Begin Record extracts
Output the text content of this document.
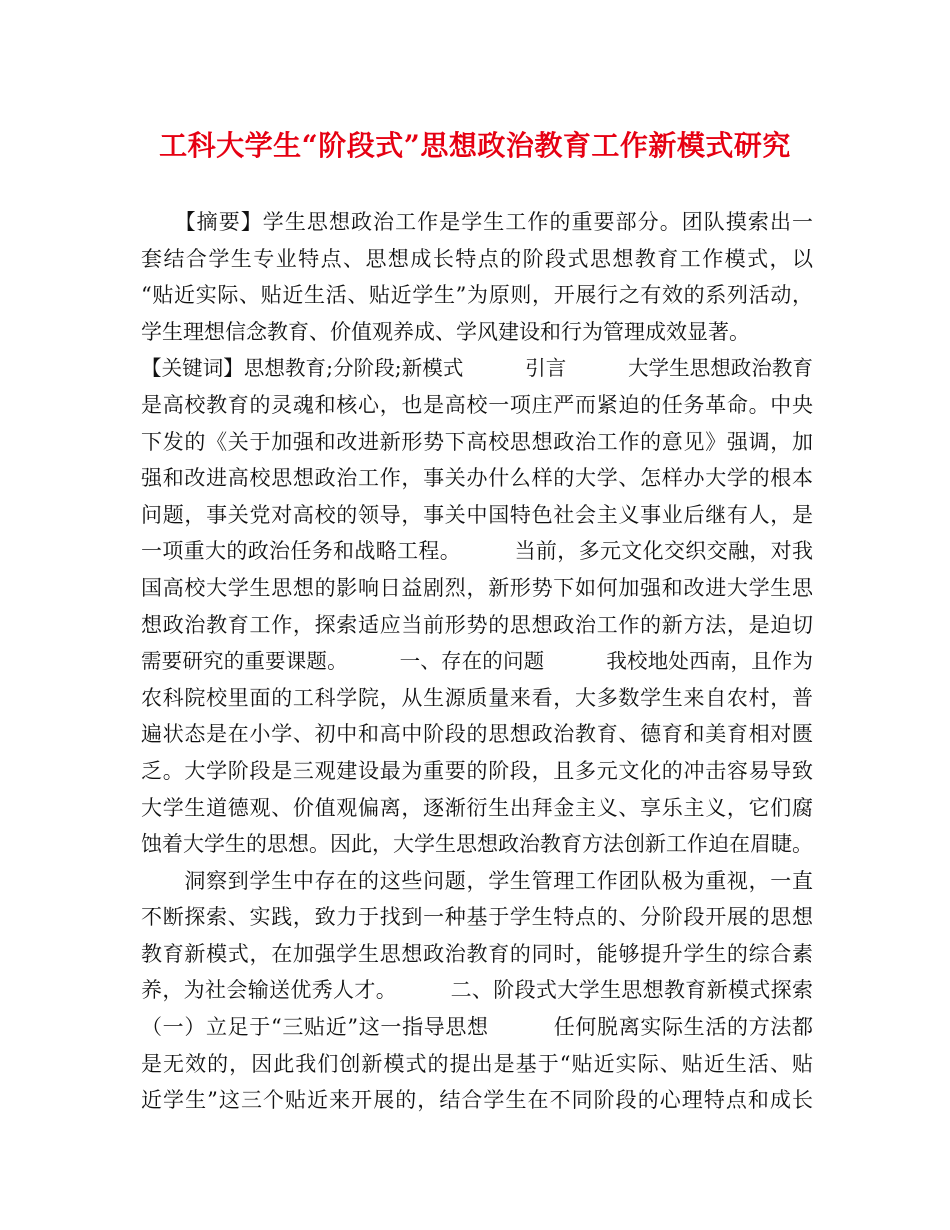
工科大学生“阶段式”思想政治教育工作新模式研究
　　【摘要】学生思想政治工作是学生工作的重要部分。团队摸索出一
套结合学生专业特点、思想成长特点的阶段式思想教育工作模式，以
“贴近实际、贴近生活、贴近学生”为原则，开展行之有效的系列活动，
学生理想信念教育、价值观养成、学风建设和行为管理成效显著。
【关键词】思想教育;分阶段;新模式　　　引言　　　大学生思想政治教育
是高校教育的灵魂和核心，也是高校一项庄严而紧迫的任务革命。中央
下发的《关于加强和改进新形势下高校思想政治工作的意见》强调，加
强和改进高校思想政治工作，事关办什么样的大学、怎样办大学的根本
问题，事关党对高校的领导，事关中国特色社会主义事业后继有人，是
一项重大的政治任务和战略工程。　　　当前，多元文化交织交融，对我
国高校大学生思想的影响日益剧烈，新形势下如何加强和改进大学生思
想政治教育工作，探索适应当前形势的思想政治工作的新方法，是迫切
需要研究的重要课题。　　　一、存在的问题　　　我校地处西南，且作为
农科院校里面的工科学院，从生源质量来看，大多数学生来自农村，普
遍状态是在小学、初中和高中阶段的思想政治教育、德育和美育相对匮
乏。大学阶段是三观建设最为重要的阶段，且多元文化的冲击容易导致
大学生道德观、价值观偏离，逐渐衍生出拜金主义、享乐主义，它们腐
蚀着大学生的思想。因此，大学生思想政治教育方法创新工作迫在眉睫。
　　洞察到学生中存在的这些问题，学生管理工作团队极为重视，一直
不断探索、实践，致力于找到一种基于学生特点的、分阶段开展的思想
教育新模式，在加强学生思想政治教育的同时，能够提升学生的综合素
养，为社会输送优秀人才。　　　二、阶段式大学生思想教育新模式探索
（一）立足于“三贴近”这一指导思想　　　任何脱离实际生活的方法都
是无效的，因此我们创新模式的提出是基于“贴近实际、贴近生活、贴
近学生”这三个贴近来开展的，结合学生在不同阶段的心理特点和成长
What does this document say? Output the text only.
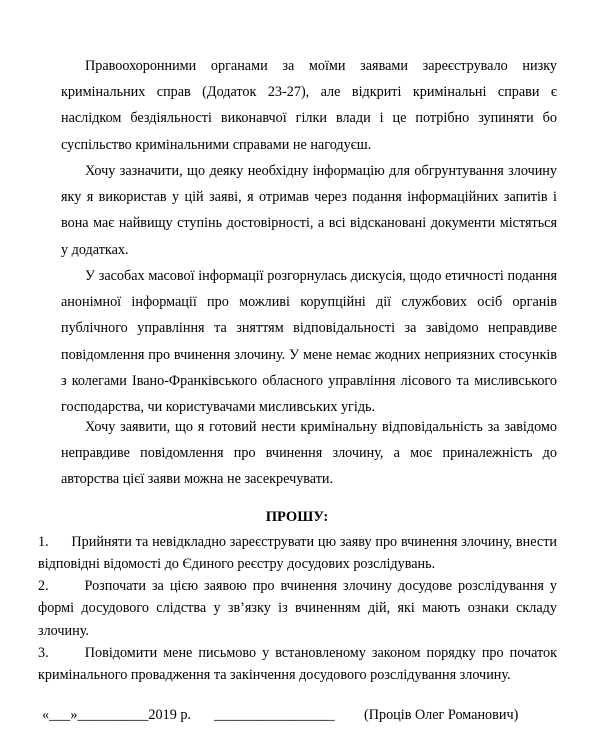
Правоохоронними органами за моїми заявами зареєструвало низку кримінальних справ (Додаток 23-27), але відкриті кримінальні справи є наслідком бездіяльності виконавчої гілки влади і це потрібно зупиняти бо суспільство кримінальними справами не нагодуєш.

Хочу зазначити, що деяку необхідну інформацію для обгрунтування злочину яку я використав у цій заяві, я отримав через подання інформаційних запитів і вона має найвищу ступінь достовірності, а всі відскановані документи містяться у додатках.

У засобах масової інформації розгорнулась дискусія, щодо етичності подання анонімної інформації про можливі корупційні дії службових осіб органів публічного управління та зняттям відповідальності за завідомо неправдиве повідомлення про вчинення злочину. У мене немає жодних неприязних стосунків з колегами Івано-Франківського обласного управління лісового та мисливського господарства, чи користувачами мисливських угідь.

Хочу заявити, що я готовий нести кримінальну відповідальність за завідомо неправдиве повідомлення про вчинення злочину, а моє приналежність до авторства цієї заяви можна не засекречувати.

ПРОШУ:

1. Прийняти та невідкладно зареєструвати цю заяву про вчинення злочину, внести відповідні відомості до Єдиного реєстру досудових розслідувань.

2.	Розпочати за цією заявою про вчинення злочину досудове розслідування у формі досудового слідства у зв’язку із вчиненням дій, які мають ознаки складу злочину.

3.	Повідомити мене письмово у встановленому законом порядку про початок кримінального провадження та закінчення досудового розслідування злочину.

«___»__________2019 р. _________________ (Проців Олег Романович)
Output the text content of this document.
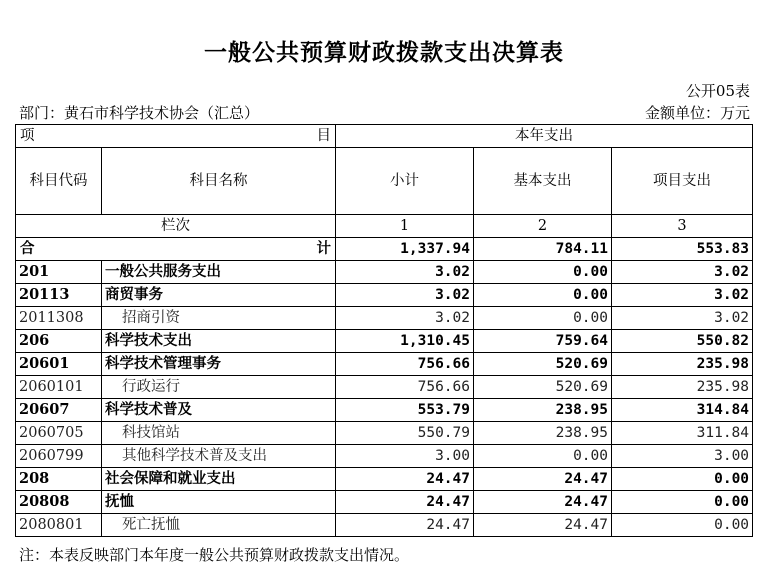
一般公共预算财政拨款支出决算表
公开05表
部门：黄石市科学技术协会（汇总）	金额单位：万元
项 目		本年支出		
科目代码	科目名称	小计	基本支出	项目支出
栏次		1	2	3

合 计		1,337.94	784.11	553.83
201	一般公共服务支出	3.02	0.00	3.02
20113	商贸事务	3.02	0.00	3.02
2011308	招商引资	3.02	0.00	3.02
206	科学技术支出	1,310.45	759.64	550.82
20601	科学技术管理事务	756.66	520.69	235.98
2060101	行政运行	756.66	520.69	235.98
20607	科学技术普及	553.79	238.95	314.84
2060705	科技馆站	550.79	238.95	311.84
2060799	其他科学技术普及支出	3.00	0.00	3.00
208	社会保障和就业支出	24.47	24.47	0.00
20808	抚恤	24.47	24.47	0.00
2080801	死亡抚恤	24.47	24.47	0.00
注：本表反映部门本年度一般公共预算财政拨款支出情况。
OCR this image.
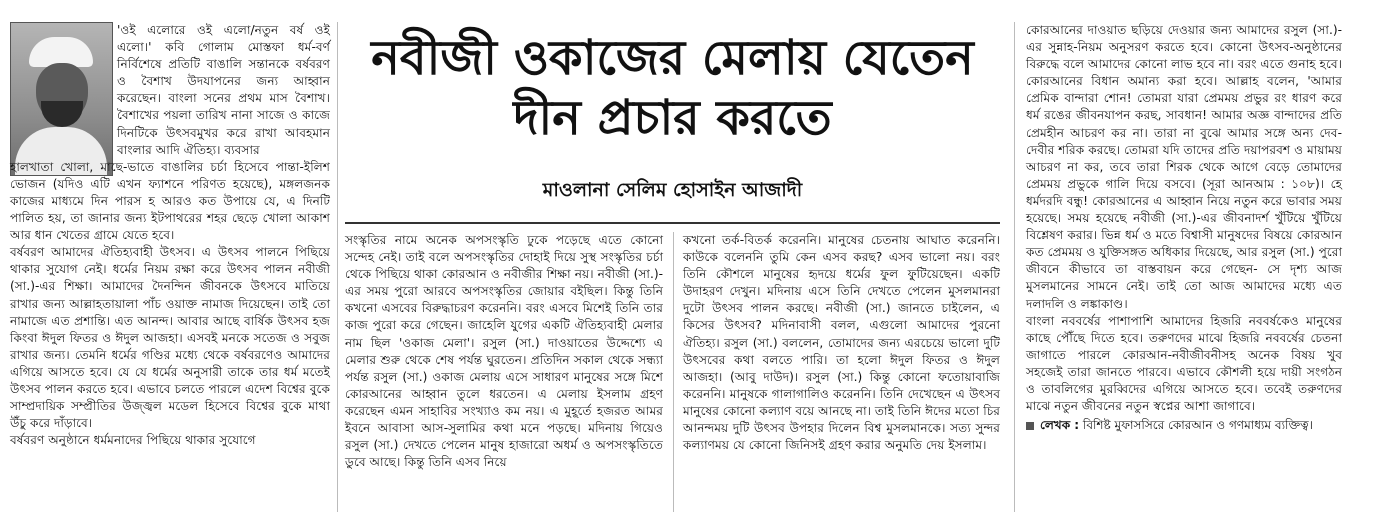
'ওই এলোরে ওই এলো/নতুন বর্ষ ওই এলো।' কবি গোলাম মোস্তফা ধর্ম-বর্ণ নির্বিশেষে প্রতিটি বাঙালি সন্তানকে বর্ষবরণ ও বৈশাখ উদযাপনের জন্য আহ্বান করেছেন। বাংলা সনের প্রথম মাস বৈশাখ। বৈশাখের পয়লা তারিখ নানা সাজে ও কাজে দিনটিকে উৎসবমুখর করে রাখা আবহমান বাংলার আদি ঐতিহ্য। ব্যবসার

হালখাতা খোলা, মাছে-ভাতে বাঙালির চর্চা হিসেবে পান্তা-ইলিশ ভোজন (যদিও এটি এখন ফ্যাশনে পরিণত হয়েছে), মঙ্গলজনক কাজের মাধ্যমে দিন পারস হ আরও কত উপায়ে যে, এ দিনটি পালিত হয়, তা জানার জন্য ইটপাথরের শহর ছেড়ে খোলা আকাশ আর ধান খেতের গ্রামে যেতে হবে।

বর্ষবরণ আমাদের ঐতিহ্যবাহী উৎসব। এ উৎসব পালনে পিছিয়ে থাকার সুযোগ নেই। ধর্মের নিয়ম রক্ষা করে উৎসব পালন নবীজী (সা.)-এর শিক্ষা। আমাদের দৈনন্দিন জীবনকে উৎসবে মাতিয়ে রাখার জন্য আল্লাহতায়ালা পাঁচ ওয়াক্ত নামাজ দিয়েছেন। তাই তো নামাজে এত প্রশান্তি। এত আনন্দ। আবার আছে বার্ষিক উৎসব হজ কিংবা ঈদুল ফিতর ও ঈদুল আজহা। এসবই মনকে সতেজ ও সবুজ রাখার জন্য। তেমনি ধর্মের গণ্ডির মধ্যে থেকে বর্ষবরণেও আমাদের এগিয়ে আসতে হবে। যে যে ধর্মের অনুসারী তাকে তার ধর্ম মতেই উৎসব পালন করতে হবে। এভাবে চলতে পারলে এদেশ বিশ্বের বুকে সাম্প্রদায়িক সম্প্রীতির উজ্জ্বল মডেল হিসেবে বিশ্বের বুকে মাথা উঁচু করে দাঁড়াবে।

বর্ষবরণ অনুষ্ঠানে ধর্মমনাদের পিছিয়ে থাকার সুযোগে

নবীজী ওকাজের মেলায় যেতেন
দীন প্রচার করতে
মাওলানা সেলিম হোসাইন আজাদী

সংস্কৃতির নামে অনেক অপসংস্কৃতি ঢুকে পড়েছে এতে কোনো সন্দেহ নেই। তাই বলে অপসংস্কৃতির দোহাই দিয়ে সুস্থ সংস্কৃতির চর্চা থেকে পিছিয়ে থাকা কোরআন ও নবীজীর শিক্ষা নয়। নবীজী (সা.)-এর সময় পুরো আরবে অপসংস্কৃতির জোয়ার বইছিল। কিন্তু তিনি কখনো এসবের বিরুদ্ধাচরণ করেননি। বরং এসবে মিশেই তিনি তার কাজ পুরো করে গেছেন। জাহেলি যুগের একটি ঐতিহ্যবাহী মেলার নাম ছিল 'ওকাজ মেলা'। রসুল (সা.) দাওয়াতের উদ্দেশ্যে এ মেলার শুরু থেকে শেষ পর্যন্ত ঘুরতেন। প্রতিদিন সকাল থেকে সন্ধ্যা পর্যন্ত রসুল (সা.) ওকাজ মেলায় এসে সাধারণ মানুষের সঙ্গে মিশে কোরআনের আহ্বান তুলে ধরতেন। এ মেলায় ইসলাম গ্রহণ করেছেন এমন সাহাবির সংখ্যাও কম নয়। এ মুহূর্তে হজরত আমর ইবনে আবাসা আস-সুলামির কথা মনে পড়ছে। মদিনায় গিয়েও রসুল (সা.) দেখতে পেলেন মানুষ হাজারো অধর্ম ও অপসংস্কৃতিতে ডুবে আছে। কিন্তু তিনি এসব নিয়ে

কখনো তর্ক-বিতর্ক করেননি। মানুষের চেতনায় আঘাত করেননি। কাউকে বলেননি তুমি কেন এসব করছ? এসব ভালো নয়। বরং তিনি কৌশলে মানুষের হৃদয়ে ধর্মের ফুল ফুটিয়েছেন। একটি উদাহরণ দেখুন। মদিনায় এসে তিনি দেখতে পেলেন মুসলমানরা দুটো উৎসব পালন করছে। নবীজী (সা.) জানতে চাইলেন, এ কিসের উৎসব? মদিনাবাসী বলল, এগুলো আমাদের পুরনো ঐতিহ্য। রসুল (সা.) বললেন, তোমাদের জন্য এরচেয়ে ভালো দুটি উৎসবের কথা বলতে পারি। তা হলো ঈদুল ফিতর ও ঈদুল আজহা। (আবু দাউদ)। রসুল (সা.) কিন্তু কোনো ফতোয়াবাজি করেননি। মানুষকে গালাগালিও করেননি। তিনি দেখেছেন এ উৎসব মানুষের কোনো কল্যাণ বয়ে আনছে না। তাই তিনি ঈদের মতো চির আনন্দময় দুটি উৎসব উপহার দিলেন বিশ্ব মুসলমানকে। সত্য সুন্দর কল্যাণময় যে কোনো জিনিসই গ্রহণ করার অনুমতি দেয় ইসলাম।

কোরআনের দাওয়াত ছড়িয়ে দেওয়ার জন্য আমাদের রসুল (সা.)-এর সুন্নাহ-নিয়ম অনুসরণ করতে হবে। কোনো উৎসব-অনুষ্ঠানের বিরুদ্ধে বলে আমাদের কোনো লাভ হবে না। বরং এতে গুনাহ হবে। কোরআনের বিধান অমান্য করা হবে। আল্লাহ বলেন, 'আমার প্রেমিক বান্দারা শোন! তোমরা যারা প্রেমময় প্রভুর রং ধারণ করে ধর্ম রঙের জীবনযাপন করছ, সাবধান! আমার অজ্ঞ বান্দাদের প্রতি প্রেমহীন আচরণ কর না। তারা না বুঝে আমার সঙ্গে অন্য দেব-দেবীর শরিক করছে। তোমরা যদি তাদের প্রতি দয়াপরবশ ও মায়াময় আচরণ না কর, তবে তারা শিরক থেকে আগে বেড়ে তোমাদের প্রেমময় প্রভুকে গালি দিয়ে বসবে। (সূরা আনআম : ১০৮)। হে ধর্মদরদি বন্ধু! কোরআনের এ আহ্বান নিয়ে নতুন করে ভাবার সময় হয়েছে। সময় হয়েছে নবীজী (সা.)-এর জীবনাদর্শ খুঁটিয়ে খুঁটিয়ে বিশ্লেষণ করার। ভিন্ন ধর্ম ও মতে বিশ্বাসী মানুষদের বিষয়ে কোরআন কত প্রেমময় ও যুক্তিসঙ্গত অধিকার দিয়েছে, আর রসুল (সা.) পুরো জীবনে কীভাবে তা বাস্তবায়ন করে গেছেন- সে দৃশ্য আজ মুসলমানের সামনে নেই। তাই তো আজ আমাদের মধ্যে এত দলাদলি ও লঙ্কাকাণ্ড।

বাংলা নববর্ষের পাশাপাশি আমাদের হিজরি নববর্ষকেও মানুষের কাছে পৌঁছে দিতে হবে। তরুণদের মাঝে হিজরি নববর্ষের চেতনা জাগাতে পারলে কোরআন-নবীজীবনীসহ অনেক বিষয় খুব সহজেই তারা জানতে পারবে। এভাবে কৌশলী হয়ে দায়ী সংগঠন ও তাবলিগের মুরব্বিদের এগিয়ে আসতে হবে। তবেই তরুণদের মাঝে নতুন জীবনের নতুন স্বপ্নের আশা জাগাবে।

লেখক : বিশিষ্ট মুফাসসিরে কোরআন ও গণমাধ্যম ব্যক্তিত্ব।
End Record extracts
**Short problem:**
For each line of the entries that includes "розслідування", show that line.

**Correct response:**
2.	Розпочати за цією заявою про вчинення злочину досудове розслідування у формі досудового слідства у зв’язку із вчиненням дій, які мають ознаки складу злочину.
3.	Повідомити мене письмово у встановленому законом порядку про початок кримінального провадження та закінчення досудового розслідування злочину.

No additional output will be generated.